## STORED DATA

────────

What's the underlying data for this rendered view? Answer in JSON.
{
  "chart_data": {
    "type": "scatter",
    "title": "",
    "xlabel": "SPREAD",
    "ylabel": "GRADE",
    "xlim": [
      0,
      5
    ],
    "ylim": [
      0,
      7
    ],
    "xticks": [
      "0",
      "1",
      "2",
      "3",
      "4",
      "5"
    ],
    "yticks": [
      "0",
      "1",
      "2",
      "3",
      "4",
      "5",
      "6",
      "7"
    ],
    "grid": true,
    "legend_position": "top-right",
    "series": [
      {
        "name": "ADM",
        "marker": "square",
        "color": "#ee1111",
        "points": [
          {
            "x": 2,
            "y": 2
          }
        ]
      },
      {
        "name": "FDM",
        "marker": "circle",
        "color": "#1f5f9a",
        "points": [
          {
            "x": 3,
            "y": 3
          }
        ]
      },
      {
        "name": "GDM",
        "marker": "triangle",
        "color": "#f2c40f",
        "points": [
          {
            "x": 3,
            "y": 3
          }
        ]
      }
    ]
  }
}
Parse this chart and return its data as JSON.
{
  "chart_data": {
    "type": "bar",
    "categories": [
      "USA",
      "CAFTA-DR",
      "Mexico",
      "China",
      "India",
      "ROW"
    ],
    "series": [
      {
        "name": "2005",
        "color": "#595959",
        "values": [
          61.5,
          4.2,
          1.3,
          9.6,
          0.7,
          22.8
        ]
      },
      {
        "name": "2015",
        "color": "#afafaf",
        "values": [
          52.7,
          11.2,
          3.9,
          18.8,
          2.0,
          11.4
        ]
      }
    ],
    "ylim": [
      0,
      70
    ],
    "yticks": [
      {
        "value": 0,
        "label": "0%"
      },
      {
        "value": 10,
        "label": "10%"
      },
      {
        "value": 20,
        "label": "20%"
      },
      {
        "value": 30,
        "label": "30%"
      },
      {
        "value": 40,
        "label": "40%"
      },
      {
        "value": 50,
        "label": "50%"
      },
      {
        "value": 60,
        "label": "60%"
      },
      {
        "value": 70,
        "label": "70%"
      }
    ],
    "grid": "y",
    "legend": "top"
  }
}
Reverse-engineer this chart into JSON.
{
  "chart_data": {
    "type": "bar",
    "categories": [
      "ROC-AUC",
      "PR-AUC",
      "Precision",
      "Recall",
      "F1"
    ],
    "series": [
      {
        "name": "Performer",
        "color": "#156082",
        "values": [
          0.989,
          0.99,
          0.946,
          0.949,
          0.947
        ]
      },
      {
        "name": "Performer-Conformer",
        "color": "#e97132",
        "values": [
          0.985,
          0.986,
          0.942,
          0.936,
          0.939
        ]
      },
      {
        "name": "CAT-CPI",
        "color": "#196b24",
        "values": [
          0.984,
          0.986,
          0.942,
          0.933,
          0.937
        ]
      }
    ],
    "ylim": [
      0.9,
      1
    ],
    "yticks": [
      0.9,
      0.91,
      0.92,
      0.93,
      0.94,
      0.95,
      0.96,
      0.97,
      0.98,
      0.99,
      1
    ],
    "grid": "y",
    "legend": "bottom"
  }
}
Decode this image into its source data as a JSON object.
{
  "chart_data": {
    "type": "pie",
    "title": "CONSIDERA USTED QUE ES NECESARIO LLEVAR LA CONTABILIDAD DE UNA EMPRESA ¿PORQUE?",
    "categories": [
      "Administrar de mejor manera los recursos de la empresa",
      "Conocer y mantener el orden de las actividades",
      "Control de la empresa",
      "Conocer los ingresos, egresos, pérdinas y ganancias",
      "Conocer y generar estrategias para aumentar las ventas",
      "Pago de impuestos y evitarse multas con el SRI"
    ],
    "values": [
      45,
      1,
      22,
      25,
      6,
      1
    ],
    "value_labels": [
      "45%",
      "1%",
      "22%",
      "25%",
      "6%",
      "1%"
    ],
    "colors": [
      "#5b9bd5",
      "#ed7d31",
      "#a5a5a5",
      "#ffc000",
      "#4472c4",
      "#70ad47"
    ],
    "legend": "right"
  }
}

────────

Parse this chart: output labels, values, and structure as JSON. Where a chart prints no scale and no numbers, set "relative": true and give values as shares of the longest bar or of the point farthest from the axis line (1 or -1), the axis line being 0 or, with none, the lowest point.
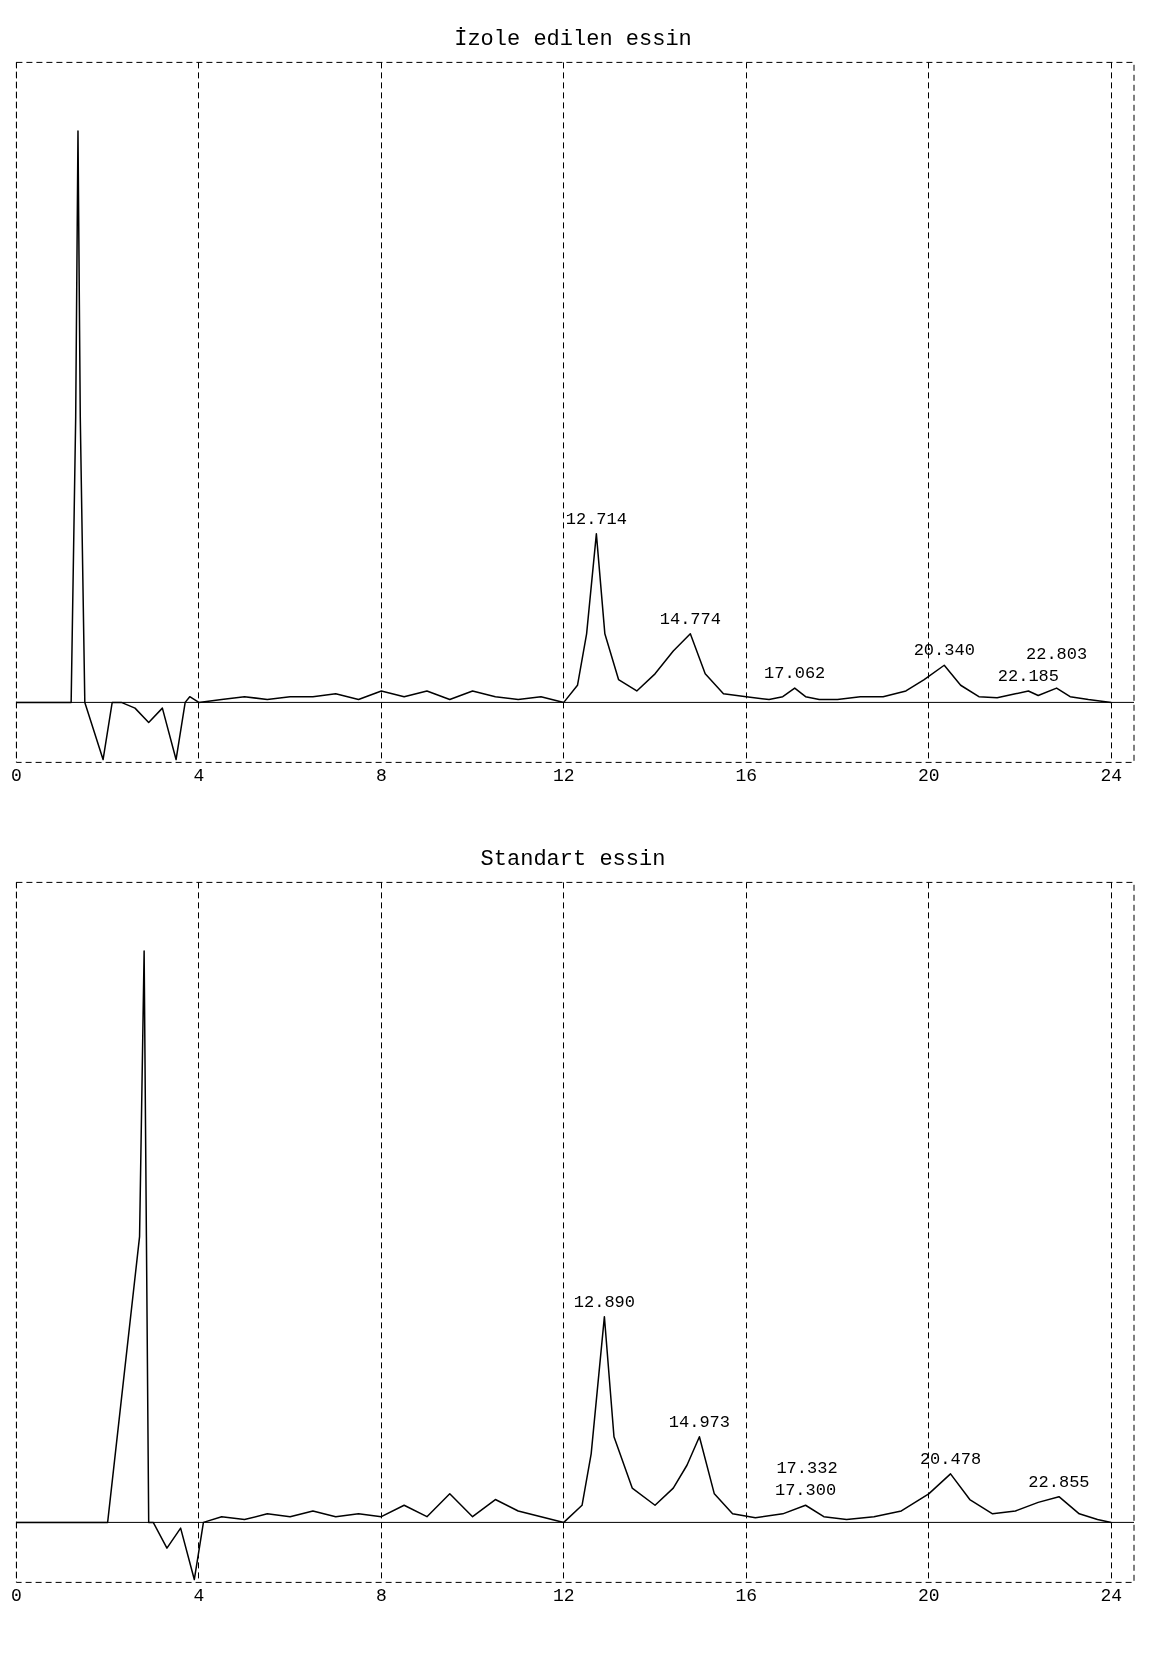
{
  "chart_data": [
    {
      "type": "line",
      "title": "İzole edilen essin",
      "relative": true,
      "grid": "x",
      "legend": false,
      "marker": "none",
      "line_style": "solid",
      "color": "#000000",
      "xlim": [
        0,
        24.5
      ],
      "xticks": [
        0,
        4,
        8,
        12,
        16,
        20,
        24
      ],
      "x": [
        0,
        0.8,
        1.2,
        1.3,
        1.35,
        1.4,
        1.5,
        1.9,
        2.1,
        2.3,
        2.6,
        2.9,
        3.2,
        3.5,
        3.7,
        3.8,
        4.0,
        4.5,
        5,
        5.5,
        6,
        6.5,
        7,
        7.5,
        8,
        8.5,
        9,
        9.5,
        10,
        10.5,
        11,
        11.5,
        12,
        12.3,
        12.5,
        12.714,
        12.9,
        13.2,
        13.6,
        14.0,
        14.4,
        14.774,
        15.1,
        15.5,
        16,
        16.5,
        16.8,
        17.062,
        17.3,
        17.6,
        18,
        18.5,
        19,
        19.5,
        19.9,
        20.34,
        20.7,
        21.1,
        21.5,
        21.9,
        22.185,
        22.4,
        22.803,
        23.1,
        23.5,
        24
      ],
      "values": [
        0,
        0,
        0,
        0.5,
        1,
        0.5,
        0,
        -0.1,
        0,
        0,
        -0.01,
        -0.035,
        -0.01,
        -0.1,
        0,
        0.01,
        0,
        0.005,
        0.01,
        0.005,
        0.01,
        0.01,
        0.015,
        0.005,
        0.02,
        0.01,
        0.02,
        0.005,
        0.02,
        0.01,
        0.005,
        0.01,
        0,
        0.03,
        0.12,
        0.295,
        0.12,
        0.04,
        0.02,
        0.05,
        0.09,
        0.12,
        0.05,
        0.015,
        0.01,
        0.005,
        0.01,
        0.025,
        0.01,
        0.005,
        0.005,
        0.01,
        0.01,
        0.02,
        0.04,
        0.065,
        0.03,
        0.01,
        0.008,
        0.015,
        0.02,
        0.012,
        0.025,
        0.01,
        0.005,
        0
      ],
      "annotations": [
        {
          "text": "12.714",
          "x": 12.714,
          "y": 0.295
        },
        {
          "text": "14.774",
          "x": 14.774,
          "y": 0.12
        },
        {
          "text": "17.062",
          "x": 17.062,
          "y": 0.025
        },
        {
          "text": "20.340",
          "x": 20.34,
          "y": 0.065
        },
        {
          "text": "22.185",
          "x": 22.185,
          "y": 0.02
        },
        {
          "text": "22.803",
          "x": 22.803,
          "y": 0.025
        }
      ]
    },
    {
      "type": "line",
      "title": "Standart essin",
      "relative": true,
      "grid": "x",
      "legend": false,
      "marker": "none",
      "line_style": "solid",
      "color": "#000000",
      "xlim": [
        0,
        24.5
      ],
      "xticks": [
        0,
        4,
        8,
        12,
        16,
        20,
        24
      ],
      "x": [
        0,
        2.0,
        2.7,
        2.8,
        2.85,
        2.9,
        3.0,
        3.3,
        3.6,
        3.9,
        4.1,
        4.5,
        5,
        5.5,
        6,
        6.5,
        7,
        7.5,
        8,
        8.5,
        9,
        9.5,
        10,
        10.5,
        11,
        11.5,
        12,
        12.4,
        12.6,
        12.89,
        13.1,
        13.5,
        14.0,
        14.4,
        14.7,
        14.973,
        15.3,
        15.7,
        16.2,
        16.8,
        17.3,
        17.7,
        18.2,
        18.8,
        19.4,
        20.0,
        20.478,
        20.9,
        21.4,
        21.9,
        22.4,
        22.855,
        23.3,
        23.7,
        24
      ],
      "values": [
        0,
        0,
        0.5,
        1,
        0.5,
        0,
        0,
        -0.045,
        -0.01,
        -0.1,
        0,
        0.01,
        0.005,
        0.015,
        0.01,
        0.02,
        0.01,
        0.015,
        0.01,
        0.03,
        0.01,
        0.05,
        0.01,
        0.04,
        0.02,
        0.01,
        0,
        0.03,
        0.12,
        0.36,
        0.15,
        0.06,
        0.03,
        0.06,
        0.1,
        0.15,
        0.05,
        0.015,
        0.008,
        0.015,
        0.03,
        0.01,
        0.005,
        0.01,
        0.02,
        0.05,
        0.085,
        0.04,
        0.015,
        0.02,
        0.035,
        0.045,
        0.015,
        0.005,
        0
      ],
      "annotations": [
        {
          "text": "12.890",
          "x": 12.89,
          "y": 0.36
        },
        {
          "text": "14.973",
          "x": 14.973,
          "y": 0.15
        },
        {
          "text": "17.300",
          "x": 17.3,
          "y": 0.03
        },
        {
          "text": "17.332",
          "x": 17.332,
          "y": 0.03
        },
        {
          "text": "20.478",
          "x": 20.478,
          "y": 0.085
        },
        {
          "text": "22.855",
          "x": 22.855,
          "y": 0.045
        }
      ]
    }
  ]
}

────────

## WHAT YOU HAVE TO DO
Gather each line of the listing that holds the string "name".

## FINAL RESULT
        "name": "ADM",
        "name": "FDM",
        "name": "GDM",
        "name": "2005",
        "name": "2015",
        "name": "Performer",
        "name": "Performer-Conformer",
        "name": "CAT-CPI",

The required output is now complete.